Job: Where a line holds the word "Filial", copy that line.

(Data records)
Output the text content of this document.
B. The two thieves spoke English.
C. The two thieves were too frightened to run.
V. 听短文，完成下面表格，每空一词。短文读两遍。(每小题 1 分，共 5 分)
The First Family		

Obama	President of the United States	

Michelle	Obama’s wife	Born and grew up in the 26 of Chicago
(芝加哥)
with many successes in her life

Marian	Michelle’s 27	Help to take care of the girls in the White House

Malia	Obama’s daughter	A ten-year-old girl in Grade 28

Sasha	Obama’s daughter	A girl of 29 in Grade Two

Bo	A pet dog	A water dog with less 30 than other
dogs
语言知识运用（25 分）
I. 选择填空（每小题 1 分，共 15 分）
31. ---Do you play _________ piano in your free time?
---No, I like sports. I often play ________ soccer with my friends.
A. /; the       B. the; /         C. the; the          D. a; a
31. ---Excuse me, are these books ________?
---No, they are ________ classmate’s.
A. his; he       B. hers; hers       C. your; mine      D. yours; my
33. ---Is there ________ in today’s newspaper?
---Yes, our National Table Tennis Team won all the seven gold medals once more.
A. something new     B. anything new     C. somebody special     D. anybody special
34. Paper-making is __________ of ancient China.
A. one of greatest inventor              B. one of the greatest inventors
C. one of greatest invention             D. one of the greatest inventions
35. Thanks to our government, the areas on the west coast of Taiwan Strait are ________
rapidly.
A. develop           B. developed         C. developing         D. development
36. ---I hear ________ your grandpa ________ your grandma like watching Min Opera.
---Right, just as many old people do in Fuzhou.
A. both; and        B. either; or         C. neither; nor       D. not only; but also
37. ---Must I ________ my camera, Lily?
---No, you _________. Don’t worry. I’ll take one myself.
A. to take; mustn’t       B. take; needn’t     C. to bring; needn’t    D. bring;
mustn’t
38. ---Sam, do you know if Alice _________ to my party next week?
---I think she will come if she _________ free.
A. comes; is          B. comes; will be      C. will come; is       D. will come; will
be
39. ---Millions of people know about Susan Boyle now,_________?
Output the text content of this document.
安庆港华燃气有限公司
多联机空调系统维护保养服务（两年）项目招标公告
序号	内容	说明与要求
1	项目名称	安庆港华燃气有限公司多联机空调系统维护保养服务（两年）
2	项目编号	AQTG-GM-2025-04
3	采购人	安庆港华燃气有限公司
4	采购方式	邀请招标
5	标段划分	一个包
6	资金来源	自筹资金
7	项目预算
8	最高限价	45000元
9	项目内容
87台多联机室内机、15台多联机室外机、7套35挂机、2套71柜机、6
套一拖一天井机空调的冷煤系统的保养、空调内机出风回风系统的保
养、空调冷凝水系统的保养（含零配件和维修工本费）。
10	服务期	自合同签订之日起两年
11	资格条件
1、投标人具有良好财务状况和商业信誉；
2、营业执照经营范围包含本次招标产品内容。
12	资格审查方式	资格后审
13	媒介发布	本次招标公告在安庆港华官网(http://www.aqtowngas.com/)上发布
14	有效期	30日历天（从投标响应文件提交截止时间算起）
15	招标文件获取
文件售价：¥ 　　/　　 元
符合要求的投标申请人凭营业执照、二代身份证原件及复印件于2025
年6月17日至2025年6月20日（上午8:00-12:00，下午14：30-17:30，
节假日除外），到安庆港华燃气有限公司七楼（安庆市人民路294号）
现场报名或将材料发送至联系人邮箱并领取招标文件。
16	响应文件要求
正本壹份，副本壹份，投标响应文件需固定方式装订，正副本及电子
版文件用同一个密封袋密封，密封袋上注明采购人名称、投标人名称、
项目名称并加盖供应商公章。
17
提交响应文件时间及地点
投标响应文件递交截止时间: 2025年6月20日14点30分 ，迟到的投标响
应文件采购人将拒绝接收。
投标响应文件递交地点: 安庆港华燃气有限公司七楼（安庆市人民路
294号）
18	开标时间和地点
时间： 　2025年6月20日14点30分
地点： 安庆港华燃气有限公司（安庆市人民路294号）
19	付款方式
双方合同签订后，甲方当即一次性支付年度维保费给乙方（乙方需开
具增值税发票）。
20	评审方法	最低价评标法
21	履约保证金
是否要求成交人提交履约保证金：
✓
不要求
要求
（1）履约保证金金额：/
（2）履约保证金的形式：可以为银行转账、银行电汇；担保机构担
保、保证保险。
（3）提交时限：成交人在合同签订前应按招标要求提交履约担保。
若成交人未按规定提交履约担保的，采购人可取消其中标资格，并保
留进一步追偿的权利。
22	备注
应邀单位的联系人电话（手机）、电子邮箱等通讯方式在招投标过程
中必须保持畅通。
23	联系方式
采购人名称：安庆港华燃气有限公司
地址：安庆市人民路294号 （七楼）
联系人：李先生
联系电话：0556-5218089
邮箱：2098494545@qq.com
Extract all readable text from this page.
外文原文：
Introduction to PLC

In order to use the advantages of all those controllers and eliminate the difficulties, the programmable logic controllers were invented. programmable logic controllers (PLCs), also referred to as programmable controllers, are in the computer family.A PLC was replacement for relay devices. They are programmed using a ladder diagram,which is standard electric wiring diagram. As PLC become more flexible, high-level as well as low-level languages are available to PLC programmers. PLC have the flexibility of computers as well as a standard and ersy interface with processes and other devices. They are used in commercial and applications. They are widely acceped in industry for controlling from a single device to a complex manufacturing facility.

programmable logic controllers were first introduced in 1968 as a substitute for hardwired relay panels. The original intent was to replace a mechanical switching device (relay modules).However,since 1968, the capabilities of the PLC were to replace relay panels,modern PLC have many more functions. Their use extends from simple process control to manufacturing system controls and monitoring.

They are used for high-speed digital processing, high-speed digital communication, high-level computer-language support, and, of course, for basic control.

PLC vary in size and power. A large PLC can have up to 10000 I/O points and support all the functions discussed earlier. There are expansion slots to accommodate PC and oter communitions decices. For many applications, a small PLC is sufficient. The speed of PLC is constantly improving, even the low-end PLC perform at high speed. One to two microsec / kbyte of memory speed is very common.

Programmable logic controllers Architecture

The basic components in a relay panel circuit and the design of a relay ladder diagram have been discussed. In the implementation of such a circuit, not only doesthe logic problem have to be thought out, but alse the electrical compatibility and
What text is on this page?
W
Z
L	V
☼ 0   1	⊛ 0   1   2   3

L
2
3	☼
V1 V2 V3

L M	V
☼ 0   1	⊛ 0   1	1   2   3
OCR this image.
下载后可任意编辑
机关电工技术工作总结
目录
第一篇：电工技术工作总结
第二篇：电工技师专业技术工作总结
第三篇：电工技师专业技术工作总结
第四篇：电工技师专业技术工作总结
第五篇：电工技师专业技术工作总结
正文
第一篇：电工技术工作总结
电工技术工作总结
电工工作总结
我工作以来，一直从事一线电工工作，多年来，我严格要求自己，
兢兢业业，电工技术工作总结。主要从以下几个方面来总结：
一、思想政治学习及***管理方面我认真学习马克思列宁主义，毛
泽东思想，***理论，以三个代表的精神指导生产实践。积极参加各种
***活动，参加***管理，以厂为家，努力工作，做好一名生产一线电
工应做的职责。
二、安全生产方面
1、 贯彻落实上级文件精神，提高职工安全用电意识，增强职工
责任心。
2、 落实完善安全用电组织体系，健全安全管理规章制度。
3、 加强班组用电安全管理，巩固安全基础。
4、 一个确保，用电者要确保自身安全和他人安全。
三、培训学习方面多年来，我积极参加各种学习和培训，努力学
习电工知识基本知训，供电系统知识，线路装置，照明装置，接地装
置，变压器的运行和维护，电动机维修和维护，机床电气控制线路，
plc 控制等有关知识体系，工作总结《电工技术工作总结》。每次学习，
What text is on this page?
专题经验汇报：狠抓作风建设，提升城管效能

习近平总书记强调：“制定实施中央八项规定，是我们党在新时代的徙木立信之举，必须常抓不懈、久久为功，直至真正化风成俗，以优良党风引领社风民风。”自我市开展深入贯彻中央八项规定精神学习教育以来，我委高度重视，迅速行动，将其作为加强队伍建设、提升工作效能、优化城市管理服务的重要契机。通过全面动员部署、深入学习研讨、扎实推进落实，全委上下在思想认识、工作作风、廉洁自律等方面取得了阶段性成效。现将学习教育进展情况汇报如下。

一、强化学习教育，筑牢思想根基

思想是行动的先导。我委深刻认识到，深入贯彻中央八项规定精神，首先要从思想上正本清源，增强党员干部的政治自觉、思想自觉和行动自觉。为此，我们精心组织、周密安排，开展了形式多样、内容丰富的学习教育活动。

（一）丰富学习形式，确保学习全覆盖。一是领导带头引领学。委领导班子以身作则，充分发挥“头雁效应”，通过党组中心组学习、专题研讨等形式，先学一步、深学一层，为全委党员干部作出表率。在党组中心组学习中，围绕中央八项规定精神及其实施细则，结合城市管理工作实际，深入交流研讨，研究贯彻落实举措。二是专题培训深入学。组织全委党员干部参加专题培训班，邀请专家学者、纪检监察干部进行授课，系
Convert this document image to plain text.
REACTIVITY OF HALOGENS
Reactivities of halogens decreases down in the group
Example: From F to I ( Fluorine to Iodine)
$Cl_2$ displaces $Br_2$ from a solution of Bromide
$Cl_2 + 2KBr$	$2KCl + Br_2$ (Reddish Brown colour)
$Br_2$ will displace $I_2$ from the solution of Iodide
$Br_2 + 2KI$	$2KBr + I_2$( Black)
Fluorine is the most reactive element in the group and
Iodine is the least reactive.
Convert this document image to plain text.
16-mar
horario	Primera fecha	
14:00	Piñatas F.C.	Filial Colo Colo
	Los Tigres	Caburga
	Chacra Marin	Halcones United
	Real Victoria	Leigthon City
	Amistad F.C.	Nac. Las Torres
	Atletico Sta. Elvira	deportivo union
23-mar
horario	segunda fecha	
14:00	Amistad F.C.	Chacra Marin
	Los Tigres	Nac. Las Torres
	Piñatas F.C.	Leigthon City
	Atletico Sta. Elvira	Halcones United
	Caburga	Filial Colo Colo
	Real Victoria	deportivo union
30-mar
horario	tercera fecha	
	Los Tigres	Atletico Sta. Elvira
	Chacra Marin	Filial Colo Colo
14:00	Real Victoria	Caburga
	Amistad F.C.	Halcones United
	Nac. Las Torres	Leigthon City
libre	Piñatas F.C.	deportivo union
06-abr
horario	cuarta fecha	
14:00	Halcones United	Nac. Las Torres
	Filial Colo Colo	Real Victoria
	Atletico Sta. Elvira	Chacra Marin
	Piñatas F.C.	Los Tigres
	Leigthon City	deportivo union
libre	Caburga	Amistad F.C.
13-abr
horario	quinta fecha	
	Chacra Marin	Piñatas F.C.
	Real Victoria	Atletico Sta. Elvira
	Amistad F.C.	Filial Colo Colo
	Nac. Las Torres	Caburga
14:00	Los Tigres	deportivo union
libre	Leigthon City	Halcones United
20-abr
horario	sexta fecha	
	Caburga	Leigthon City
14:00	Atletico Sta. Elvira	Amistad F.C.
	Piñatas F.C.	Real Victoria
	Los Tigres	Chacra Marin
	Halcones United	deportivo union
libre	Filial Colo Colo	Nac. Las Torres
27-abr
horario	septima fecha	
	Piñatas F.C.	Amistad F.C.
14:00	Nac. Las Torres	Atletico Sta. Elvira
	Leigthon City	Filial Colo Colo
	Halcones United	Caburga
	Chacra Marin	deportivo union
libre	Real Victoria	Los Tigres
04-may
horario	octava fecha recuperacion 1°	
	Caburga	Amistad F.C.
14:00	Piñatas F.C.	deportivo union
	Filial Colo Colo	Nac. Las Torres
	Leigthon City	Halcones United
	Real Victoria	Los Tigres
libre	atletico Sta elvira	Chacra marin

Solution to the problem:
14:00	Piñatas F.C.	Filial Colo Colo
	Caburga	Filial Colo Colo
	Chacra Marin	Filial Colo Colo
	Filial Colo Colo	Real Victoria
	Amistad F.C.	Filial Colo Colo
libre	Filial Colo Colo	Nac. Las Torres
	Leigthon City	Filial Colo Colo
	Filial Colo Colo	Nac. Las Torres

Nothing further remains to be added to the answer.